WHAT IS BEING ASKED:
Could you give the data below again, exactly and completely?

○ ○ ○

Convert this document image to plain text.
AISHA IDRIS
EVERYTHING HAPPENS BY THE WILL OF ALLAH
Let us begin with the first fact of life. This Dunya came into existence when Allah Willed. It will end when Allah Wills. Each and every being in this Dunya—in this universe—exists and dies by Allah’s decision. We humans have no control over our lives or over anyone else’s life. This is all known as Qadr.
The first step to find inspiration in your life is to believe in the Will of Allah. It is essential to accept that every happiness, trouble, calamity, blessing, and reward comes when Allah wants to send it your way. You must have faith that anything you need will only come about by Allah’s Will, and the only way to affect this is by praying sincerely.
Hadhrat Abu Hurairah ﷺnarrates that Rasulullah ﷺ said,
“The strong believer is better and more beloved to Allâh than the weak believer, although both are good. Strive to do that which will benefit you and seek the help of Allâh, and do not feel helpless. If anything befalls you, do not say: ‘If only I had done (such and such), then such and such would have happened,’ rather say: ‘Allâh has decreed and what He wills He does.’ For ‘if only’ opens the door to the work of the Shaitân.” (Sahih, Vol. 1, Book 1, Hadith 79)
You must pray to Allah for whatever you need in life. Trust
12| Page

○ ○ ○

RESULT BELOW:
Convert this document image to plain text.
AISHA IDRIS
EVERYTHING HAPPENS BY THE WILL OF ALLAH
Let us begin with the first fact of life. This Dunya came into existence when Allah Willed. It will end when Allah Wills. Each and every being in this Dunya—in this universe—exists and dies by Allah’s decision. We humans have no control over our lives or over anyone else’s life. This is all known as Qadr.
The first step to find inspiration in your life is to believe in the Will of Allah. It is essential to accept that every happiness, trouble, calamity, blessing, and reward comes when Allah wants to send it your way. You must have faith that anything you need will only come about by Allah’s Will, and the only way to affect this is by praying sincerely.
Hadhrat Abu Hurairah ﷺnarrates that Rasulullah ﷺ said,
“The strong believer is better and more beloved to Allâh than the weak believer, although both are good. Strive to do that which will benefit you and seek the help of Allâh, and do not feel helpless. If anything befalls you, do not say: ‘If only I had done (such and such), then such and such would have happened,’ rather say: ‘Allâh has decreed and what He wills He does.’ For ‘if only’ opens the door to the work of the Shaitân.” (Sahih, Vol. 1, Book 1, Hadith 79)
You must pray to Allah for whatever you need in life. Trust
12| Page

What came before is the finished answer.